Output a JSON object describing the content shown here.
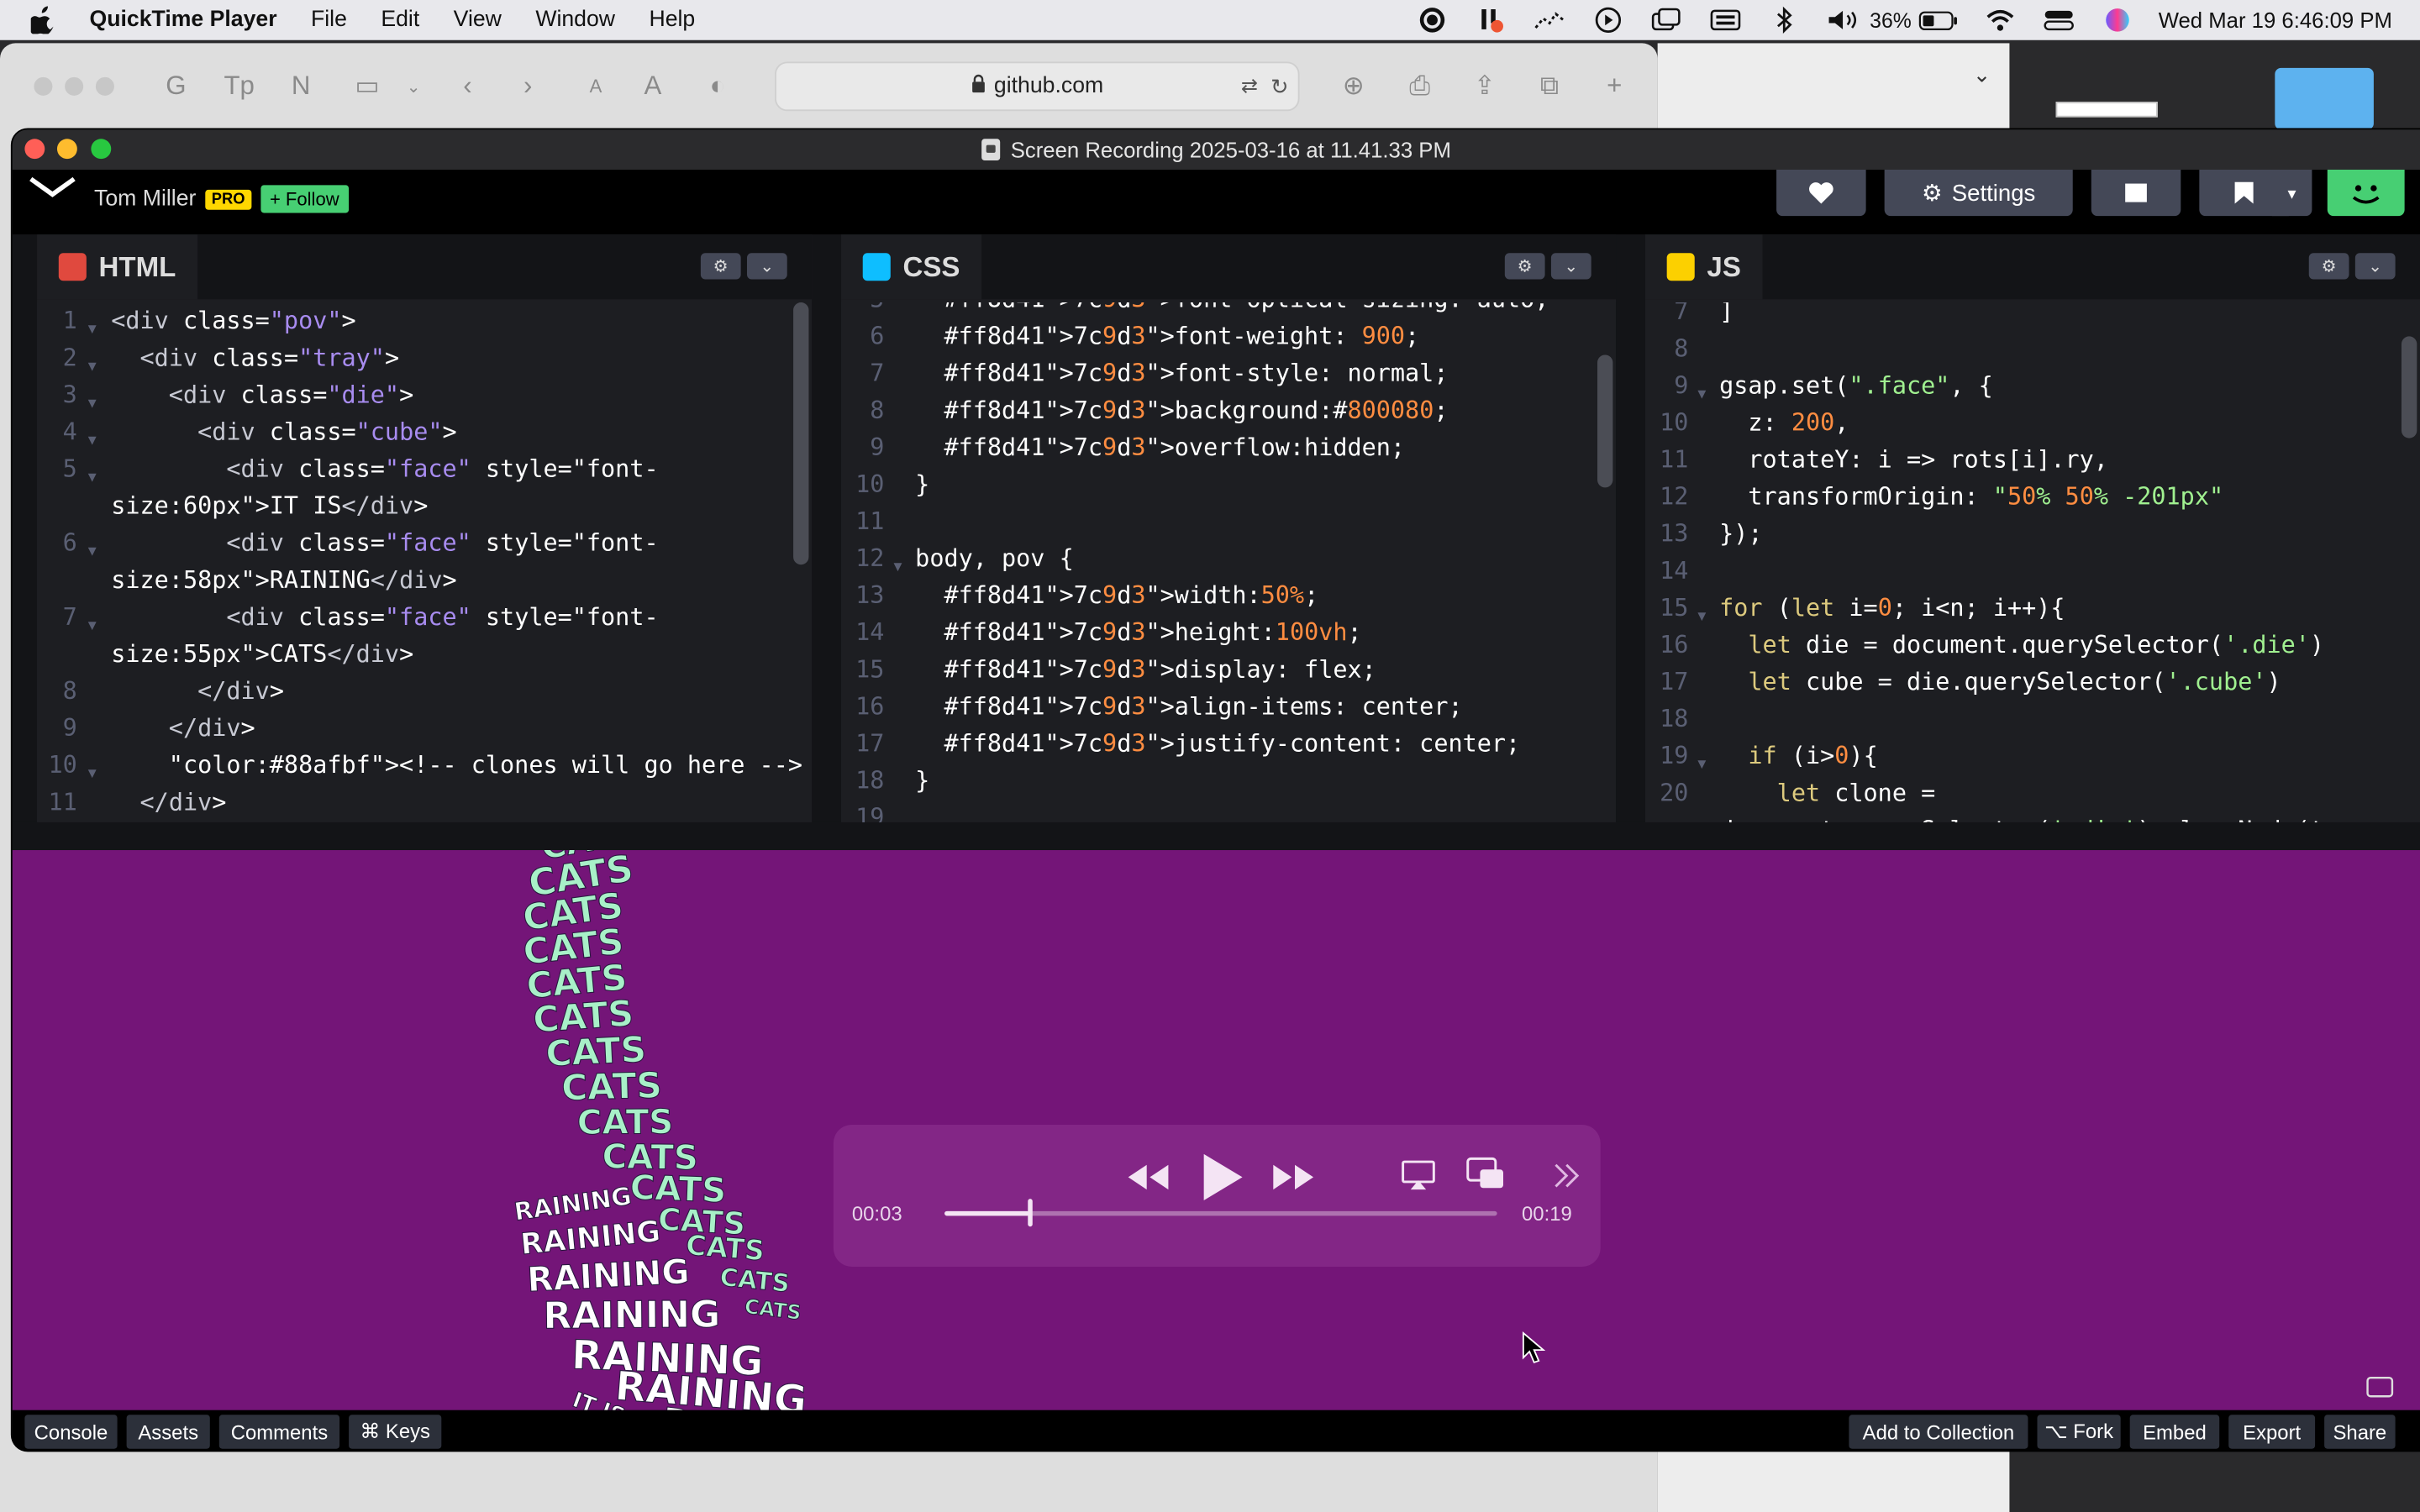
{
  "menubar": {
    "app": "QuickTime Player",
    "menus": [
      "File",
      "Edit",
      "View",
      "Window",
      "Help"
    ],
    "battery": "36%",
    "clock": "Wed Mar 19  6:46:09 PM"
  },
  "safari": {
    "url": "github.com"
  },
  "quicktime": {
    "title": "Screen Recording 2025-03-16 at 11.41.33 PM",
    "current_time": "00:03",
    "duration": "00:19",
    "progress": 0.155
  },
  "codepen": {
    "author": "Tom Miller",
    "pro": "PRO",
    "follow": "+ Follow",
    "settings": "Settings",
    "panes": {
      "html": "HTML",
      "css": "CSS",
      "js": "JS"
    },
    "html_lines": [
      {
        "n": "1",
        "t": "<div class=\"pov\">"
      },
      {
        "n": "2",
        "t": "  <div class=\"tray\">"
      },
      {
        "n": "3",
        "t": "    <div class=\"die\">"
      },
      {
        "n": "4",
        "t": "      <div class=\"cube\">"
      },
      {
        "n": "5",
        "t": "        <div class=\"face\" style=\"font-"
      },
      {
        "n": "",
        "t": "size:60px\">IT IS</div>"
      },
      {
        "n": "6",
        "t": "        <div class=\"face\" style=\"font-"
      },
      {
        "n": "",
        "t": "size:58px\">RAINING</div>"
      },
      {
        "n": "7",
        "t": "        <div class=\"face\" style=\"font-"
      },
      {
        "n": "",
        "t": "size:55px\">CATS</div>"
      },
      {
        "n": "8",
        "t": "      </div>"
      },
      {
        "n": "9",
        "t": "    </div>"
      },
      {
        "n": "10",
        "t": "    <!-- clones will go here -->"
      },
      {
        "n": "11",
        "t": "  </div>"
      }
    ],
    "css_lines": [
      {
        "n": "5",
        "t": "  font-optical-sizing: auto;"
      },
      {
        "n": "6",
        "t": "  font-weight: 900;"
      },
      {
        "n": "7",
        "t": "  font-style: normal;"
      },
      {
        "n": "8",
        "t": "  background:#800080;"
      },
      {
        "n": "9",
        "t": "  overflow:hidden;"
      },
      {
        "n": "10",
        "t": "}"
      },
      {
        "n": "11",
        "t": ""
      },
      {
        "n": "12",
        "t": "body, pov {"
      },
      {
        "n": "13",
        "t": "  width:50%;"
      },
      {
        "n": "14",
        "t": "  height:100vh;"
      },
      {
        "n": "15",
        "t": "  display: flex;"
      },
      {
        "n": "16",
        "t": "  align-items: center;"
      },
      {
        "n": "17",
        "t": "  justify-content: center;"
      },
      {
        "n": "18",
        "t": "}"
      },
      {
        "n": "19",
        "t": ""
      }
    ],
    "js_lines": [
      {
        "n": "7",
        "t": "]"
      },
      {
        "n": "8",
        "t": ""
      },
      {
        "n": "9",
        "t": "gsap.set(\".face\", {"
      },
      {
        "n": "10",
        "t": "  z: 200,"
      },
      {
        "n": "11",
        "t": "  rotateY: i => rots[i].ry,"
      },
      {
        "n": "12",
        "t": "  transformOrigin: \"50% 50% -201px\""
      },
      {
        "n": "13",
        "t": "});"
      },
      {
        "n": "14",
        "t": ""
      },
      {
        "n": "15",
        "t": "for (let i=0; i<n; i++){"
      },
      {
        "n": "16",
        "t": "  let die = document.querySelector('.die')"
      },
      {
        "n": "17",
        "t": "  let cube = die.querySelector('.cube')"
      },
      {
        "n": "18",
        "t": ""
      },
      {
        "n": "19",
        "t": "  if (i>0){"
      },
      {
        "n": "20",
        "t": "    let clone ="
      },
      {
        "n": "",
        "t": "document.querySelector('.die').cloneNode(t"
      }
    ],
    "result": {
      "word_cats": "CATS",
      "word_raining": "RAINING",
      "word_itis": "IT IS"
    },
    "footer_left": [
      "Console",
      "Assets",
      "Comments",
      "⌘ Keys"
    ],
    "footer_right": [
      "Add to Collection",
      "⌥ Fork",
      "Embed",
      "Export",
      "Share"
    ]
  },
  "colors": {
    "result_bg": "#741578",
    "cats": "#a8f0c8",
    "raining": "#ffffff",
    "editor_bg": "#1d1e22"
  }
}
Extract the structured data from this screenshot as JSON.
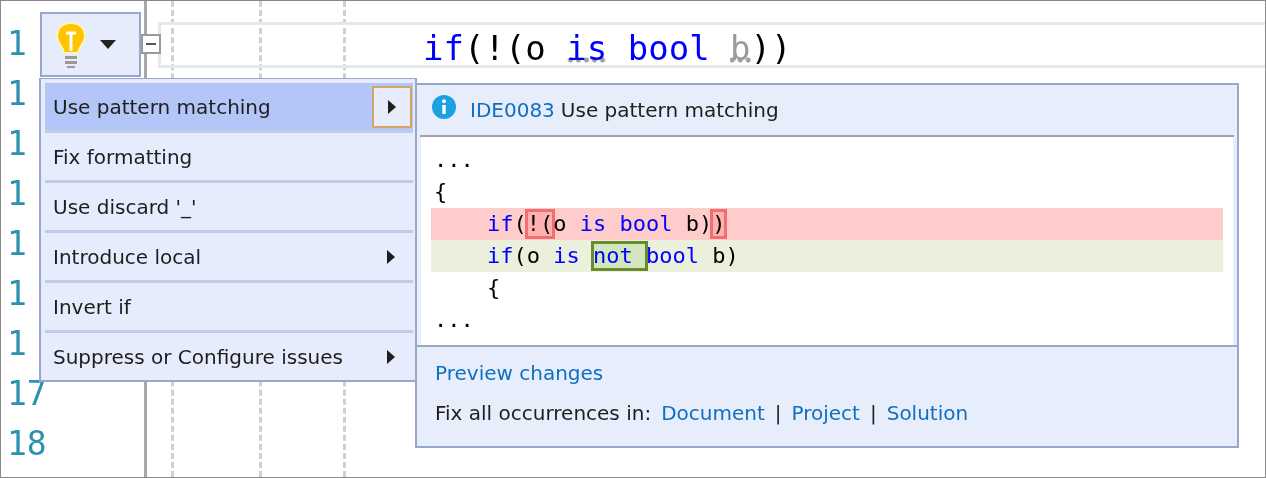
{
  "editor": {
    "line_numbers": [
      "1",
      "1",
      "1",
      "1",
      "1",
      "1",
      "1",
      "17",
      "18"
    ],
    "current_line": {
      "tokens": [
        {
          "text": "if",
          "kind": "keyword",
          "hint": false
        },
        {
          "text": "(!(o ",
          "kind": "plain",
          "hint": false
        },
        {
          "text": "is",
          "kind": "keyword",
          "hint": true
        },
        {
          "text": " bool ",
          "kind": "keyword",
          "hint": false
        },
        {
          "text": "b",
          "kind": "unused",
          "hint": true
        },
        {
          "text": "))",
          "kind": "plain",
          "hint": false
        }
      ]
    }
  },
  "quick_actions": [
    {
      "label": "Use pattern matching",
      "has_submenu": true,
      "selected": true
    },
    {
      "label": "Fix formatting",
      "has_submenu": false,
      "selected": false
    },
    {
      "label": "Use discard '_'",
      "has_submenu": false,
      "selected": false
    },
    {
      "label": "Introduce local",
      "has_submenu": true,
      "selected": false
    },
    {
      "label": "Invert if",
      "has_submenu": false,
      "selected": false
    },
    {
      "label": "Suppress or Configure issues",
      "has_submenu": true,
      "selected": false
    }
  ],
  "preview": {
    "diagnostic_id": "IDE0083",
    "title": "Use pattern matching",
    "lines": [
      {
        "kind": "context",
        "tokens": [
          {
            "text": "...",
            "kind": "plain",
            "highlight": false
          }
        ]
      },
      {
        "kind": "context",
        "tokens": [
          {
            "text": "{",
            "kind": "plain",
            "highlight": false
          }
        ]
      },
      {
        "kind": "removed",
        "tokens": [
          {
            "text": "    if",
            "kind": "keyword",
            "highlight": false
          },
          {
            "text": "(",
            "kind": "plain",
            "highlight": false
          },
          {
            "text": "!(",
            "kind": "plain",
            "highlight": true
          },
          {
            "text": "o ",
            "kind": "plain",
            "highlight": false
          },
          {
            "text": "is bool",
            "kind": "keyword",
            "highlight": false
          },
          {
            "text": " b)",
            "kind": "plain",
            "highlight": false
          },
          {
            "text": ")",
            "kind": "plain",
            "highlight": true
          }
        ]
      },
      {
        "kind": "added",
        "tokens": [
          {
            "text": "    if",
            "kind": "keyword",
            "highlight": false
          },
          {
            "text": "(o ",
            "kind": "plain",
            "highlight": false
          },
          {
            "text": "is ",
            "kind": "keyword",
            "highlight": false
          },
          {
            "text": "not ",
            "kind": "keyword",
            "highlight": true
          },
          {
            "text": "bool",
            "kind": "keyword",
            "highlight": false
          },
          {
            "text": " b)",
            "kind": "plain",
            "highlight": false
          }
        ]
      },
      {
        "kind": "context",
        "tokens": [
          {
            "text": "    {",
            "kind": "plain",
            "highlight": false
          }
        ]
      },
      {
        "kind": "context",
        "tokens": [
          {
            "text": "...",
            "kind": "plain",
            "highlight": false
          }
        ]
      }
    ],
    "preview_link": "Preview changes",
    "fix_all_label": "Fix all occurrences in:",
    "scopes": [
      {
        "label": "Document"
      },
      {
        "label": "Project",
        "separator": "|"
      },
      {
        "label": "Solution",
        "separator": "|"
      }
    ]
  }
}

## The exercise
Every record above should be written out again without change, except that the pictures are left out.

## Task response
Output a JSON object describing the content shown here.
{
  "menubar": {
    "app": "QuickTime Player",
    "menus": [
      "File",
      "Edit",
      "View",
      "Window",
      "Help"
    ],
    "battery": "36%",
    "clock": "Wed Mar 19  6:46:09 PM"
  },
  "safari": {
    "url": "github.com"
  },
  "quicktime": {
    "title": "Screen Recording 2025-03-16 at 11.41.33 PM",
    "current_time": "00:03",
    "duration": "00:19",
    "progress": 0.155
  },
  "codepen": {
    "author": "Tom Miller",
    "pro": "PRO",
    "follow": "+ Follow",
    "settings": "Settings",
    "panes": {
      "html": "HTML",
      "css": "CSS",
      "js": "JS"
    },
    "html_lines": [
      {
        "n": "1",
        "t": "<div class=\"pov\">"
      },
      {
        "n": "2",
        "t": "  <div class=\"tray\">"
      },
      {
        "n": "3",
        "t": "    <div class=\"die\">"
      },
      {
        "n": "4",
        "t": "      <div class=\"cube\">"
      },
      {
        "n": "5",
        "t": "        <div class=\"face\" style=\"font-"
      },
      {
        "n": "",
        "t": "size:60px\">IT IS</div>"
      },
      {
        "n": "6",
        "t": "        <div class=\"face\" style=\"font-"
      },
      {
        "n": "",
        "t": "size:58px\">RAINING</div>"
      },
      {
        "n": "7",
        "t": "        <div class=\"face\" style=\"font-"
      },
      {
        "n": "",
        "t": "size:55px\">CATS</div>"
      },
      {
        "n": "8",
        "t": "      </div>"
      },
      {
        "n": "9",
        "t": "    </div>"
      },
      {
        "n": "10",
        "t": "    <!-- clones will go here -->"
      },
      {
        "n": "11",
        "t": "  </div>"
      }
    ],
    "css_lines": [
      {
        "n": "5",
        "t": "  font-optical-sizing: auto;"
      },
      {
        "n": "6",
        "t": "  font-weight: 900;"
      },
      {
        "n": "7",
        "t": "  font-style: normal;"
      },
      {
        "n": "8",
        "t": "  background:#800080;"
      },
      {
        "n": "9",
        "t": "  overflow:hidden;"
      },
      {
        "n": "10",
        "t": "}"
      },
      {
        "n": "11",
        "t": ""
      },
      {
        "n": "12",
        "t": "body, pov {"
      },
      {
        "n": "13",
        "t": "  width:50%;"
      },
      {
        "n": "14",
        "t": "  height:100vh;"
      },
      {
        "n": "15",
        "t": "  display: flex;"
      },
      {
        "n": "16",
        "t": "  align-items: center;"
      },
      {
        "n": "17",
        "t": "  justify-content: center;"
      },
      {
        "n": "18",
        "t": "}"
      },
      {
        "n": "19",
        "t": ""
      }
    ],
    "js_lines": [
      {
        "n": "7",
        "t": "]"
      },
      {
        "n": "8",
        "t": ""
      },
      {
        "n": "9",
        "t": "gsap.set(\".face\", {"
      },
      {
        "n": "10",
        "t": "  z: 200,"
      },
      {
        "n": "11",
        "t": "  rotateY: i => rots[i].ry,"
      },
      {
        "n": "12",
        "t": "  transformOrigin: \"50% 50% -201px\""
      },
      {
        "n": "13",
        "t": "});"
      },
      {
        "n": "14",
        "t": ""
      },
      {
        "n": "15",
        "t": "for (let i=0; i<n; i++){"
      },
      {
        "n": "16",
        "t": "  let die = document.querySelector('.die')"
      },
      {
        "n": "17",
        "t": "  let cube = die.querySelector('.cube')"
      },
      {
        "n": "18",
        "t": ""
      },
      {
        "n": "19",
        "t": "  if (i>0){"
      },
      {
        "n": "20",
        "t": "    let clone ="
      },
      {
        "n": "",
        "t": "document.querySelector('.die').cloneNode(t"
      }
    ],
    "result": {
      "word_cats": "CATS",
      "word_raining": "RAINING",
      "word_itis": "IT IS"
    },
    "footer_left": [
      "Console",
      "Assets",
      "Comments",
      "⌘ Keys"
    ],
    "footer_right": [
      "Add to Collection",
      "⌥ Fork",
      "Embed",
      "Export",
      "Share"
    ]
  },
  "colors": {
    "result_bg": "#741578",
    "cats": "#a8f0c8",
    "raining": "#ffffff",
    "editor_bg": "#1d1e22"
  }
}
Extract the structured data from this screenshot as JSON.
{
  "editor": {
    "line_numbers": [
      "1",
      "1",
      "1",
      "1",
      "1",
      "1",
      "1",
      "17",
      "18"
    ],
    "current_line": {
      "tokens": [
        {
          "text": "if",
          "kind": "keyword",
          "hint": false
        },
        {
          "text": "(!(o ",
          "kind": "plain",
          "hint": false
        },
        {
          "text": "is",
          "kind": "keyword",
          "hint": true
        },
        {
          "text": " bool ",
          "kind": "keyword",
          "hint": false
        },
        {
          "text": "b",
          "kind": "unused",
          "hint": true
        },
        {
          "text": "))",
          "kind": "plain",
          "hint": false
        }
      ]
    }
  },
  "quick_actions": [
    {
      "label": "Use pattern matching",
      "has_submenu": true,
      "selected": true
    },
    {
      "label": "Fix formatting",
      "has_submenu": false,
      "selected": false
    },
    {
      "label": "Use discard '_'",
      "has_submenu": false,
      "selected": false
    },
    {
      "label": "Introduce local",
      "has_submenu": true,
      "selected": false
    },
    {
      "label": "Invert if",
      "has_submenu": false,
      "selected": false
    },
    {
      "label": "Suppress or Configure issues",
      "has_submenu": true,
      "selected": false
    }
  ],
  "preview": {
    "diagnostic_id": "IDE0083",
    "title": "Use pattern matching",
    "lines": [
      {
        "kind": "context",
        "tokens": [
          {
            "text": "...",
            "kind": "plain",
            "highlight": false
          }
        ]
      },
      {
        "kind": "context",
        "tokens": [
          {
            "text": "{",
            "kind": "plain",
            "highlight": false
          }
        ]
      },
      {
        "kind": "removed",
        "tokens": [
          {
            "text": "    if",
            "kind": "keyword",
            "highlight": false
          },
          {
            "text": "(",
            "kind": "plain",
            "highlight": false
          },
          {
            "text": "!(",
            "kind": "plain",
            "highlight": true
          },
          {
            "text": "o ",
            "kind": "plain",
            "highlight": false
          },
          {
            "text": "is bool",
            "kind": "keyword",
            "highlight": false
          },
          {
            "text": " b)",
            "kind": "plain",
            "highlight": false
          },
          {
            "text": ")",
            "kind": "plain",
            "highlight": true
          }
        ]
      },
      {
        "kind": "added",
        "tokens": [
          {
            "text": "    if",
            "kind": "keyword",
            "highlight": false
          },
          {
            "text": "(o ",
            "kind": "plain",
            "highlight": false
          },
          {
            "text": "is ",
            "kind": "keyword",
            "highlight": false
          },
          {
            "text": "not ",
            "kind": "keyword",
            "highlight": true
          },
          {
            "text": "bool",
            "kind": "keyword",
            "highlight": false
          },
          {
            "text": " b)",
            "kind": "plain",
            "highlight": false
          }
        ]
      },
      {
        "kind": "context",
        "tokens": [
          {
            "text": "    {",
            "kind": "plain",
            "highlight": false
          }
        ]
      },
      {
        "kind": "context",
        "tokens": [
          {
            "text": "...",
            "kind": "plain",
            "highlight": false
          }
        ]
      }
    ],
    "preview_link": "Preview changes",
    "fix_all_label": "Fix all occurrences in:",
    "scopes": [
      {
        "label": "Document"
      },
      {
        "label": "Project",
        "separator": "|"
      },
      {
        "label": "Solution",
        "separator": "|"
      }
    ]
  }
}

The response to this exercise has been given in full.